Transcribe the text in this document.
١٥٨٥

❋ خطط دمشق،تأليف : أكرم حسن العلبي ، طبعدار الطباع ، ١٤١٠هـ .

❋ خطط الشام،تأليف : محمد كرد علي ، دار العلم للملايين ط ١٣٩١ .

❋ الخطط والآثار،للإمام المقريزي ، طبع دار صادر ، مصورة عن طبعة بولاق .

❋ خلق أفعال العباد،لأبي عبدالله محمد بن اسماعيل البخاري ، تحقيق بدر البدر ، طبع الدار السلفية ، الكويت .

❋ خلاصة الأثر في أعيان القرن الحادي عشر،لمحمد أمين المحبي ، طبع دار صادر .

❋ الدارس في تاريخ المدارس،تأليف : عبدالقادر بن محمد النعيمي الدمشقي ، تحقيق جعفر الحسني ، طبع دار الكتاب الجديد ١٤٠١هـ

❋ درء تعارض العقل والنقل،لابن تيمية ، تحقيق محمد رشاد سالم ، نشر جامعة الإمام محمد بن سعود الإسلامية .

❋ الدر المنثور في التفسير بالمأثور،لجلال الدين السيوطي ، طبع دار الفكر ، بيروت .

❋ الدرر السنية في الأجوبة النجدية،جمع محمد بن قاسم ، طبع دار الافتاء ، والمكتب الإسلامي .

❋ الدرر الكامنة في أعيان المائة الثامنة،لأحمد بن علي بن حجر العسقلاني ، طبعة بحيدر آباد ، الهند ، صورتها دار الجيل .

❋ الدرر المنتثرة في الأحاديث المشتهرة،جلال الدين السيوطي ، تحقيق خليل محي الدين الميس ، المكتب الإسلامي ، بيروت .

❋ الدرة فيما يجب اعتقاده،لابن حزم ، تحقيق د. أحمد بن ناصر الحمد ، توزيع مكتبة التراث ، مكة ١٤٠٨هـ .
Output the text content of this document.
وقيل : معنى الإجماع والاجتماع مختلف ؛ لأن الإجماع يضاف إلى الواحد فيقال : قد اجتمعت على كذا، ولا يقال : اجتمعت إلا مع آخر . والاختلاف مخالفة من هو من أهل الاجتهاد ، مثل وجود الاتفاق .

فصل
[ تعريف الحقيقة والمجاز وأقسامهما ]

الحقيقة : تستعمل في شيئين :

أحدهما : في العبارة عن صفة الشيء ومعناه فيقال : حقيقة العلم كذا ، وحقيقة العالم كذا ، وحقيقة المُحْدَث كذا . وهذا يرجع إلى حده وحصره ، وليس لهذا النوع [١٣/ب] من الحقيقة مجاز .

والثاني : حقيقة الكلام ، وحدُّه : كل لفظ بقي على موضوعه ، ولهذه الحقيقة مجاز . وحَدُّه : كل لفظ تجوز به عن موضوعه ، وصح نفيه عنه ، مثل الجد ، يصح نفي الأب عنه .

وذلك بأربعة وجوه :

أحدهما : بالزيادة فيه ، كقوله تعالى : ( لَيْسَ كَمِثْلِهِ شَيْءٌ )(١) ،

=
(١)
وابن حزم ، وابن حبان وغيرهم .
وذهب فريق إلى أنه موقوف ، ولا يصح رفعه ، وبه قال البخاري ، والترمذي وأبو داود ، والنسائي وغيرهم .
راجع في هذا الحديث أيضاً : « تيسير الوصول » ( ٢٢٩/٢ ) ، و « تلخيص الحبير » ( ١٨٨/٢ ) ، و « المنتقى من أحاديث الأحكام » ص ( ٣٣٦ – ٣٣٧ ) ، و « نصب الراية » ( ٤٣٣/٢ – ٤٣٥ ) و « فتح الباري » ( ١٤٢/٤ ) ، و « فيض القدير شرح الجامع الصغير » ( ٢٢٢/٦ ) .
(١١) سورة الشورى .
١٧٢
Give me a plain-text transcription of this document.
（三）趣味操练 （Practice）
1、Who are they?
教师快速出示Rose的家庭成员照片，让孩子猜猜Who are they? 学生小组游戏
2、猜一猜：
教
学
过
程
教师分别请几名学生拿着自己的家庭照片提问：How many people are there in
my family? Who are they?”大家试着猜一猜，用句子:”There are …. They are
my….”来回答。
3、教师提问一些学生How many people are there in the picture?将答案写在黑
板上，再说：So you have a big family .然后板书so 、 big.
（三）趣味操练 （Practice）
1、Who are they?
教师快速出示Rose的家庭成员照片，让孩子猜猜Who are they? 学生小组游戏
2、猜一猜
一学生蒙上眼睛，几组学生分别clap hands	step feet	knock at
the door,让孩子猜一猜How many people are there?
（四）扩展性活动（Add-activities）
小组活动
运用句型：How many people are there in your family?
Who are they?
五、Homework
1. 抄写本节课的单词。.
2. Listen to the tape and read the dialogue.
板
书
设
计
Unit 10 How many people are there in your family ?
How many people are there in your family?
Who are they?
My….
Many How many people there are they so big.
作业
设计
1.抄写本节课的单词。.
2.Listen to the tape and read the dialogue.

TASK => Pick out the lines above containing the word "الدين", then copy them.

SOLUTION BELOW =>
❋ الدر المنثور في التفسير بالمأثور،لجلال الدين السيوطي ، طبع دار الفكر ، بيروت .
❋ الدرر المنتثرة في الأحاديث المشتهرة،جلال الدين السيوطي ، تحقيق خليل محي الدين الميس ، المكتب الإسلامي ، بيروت .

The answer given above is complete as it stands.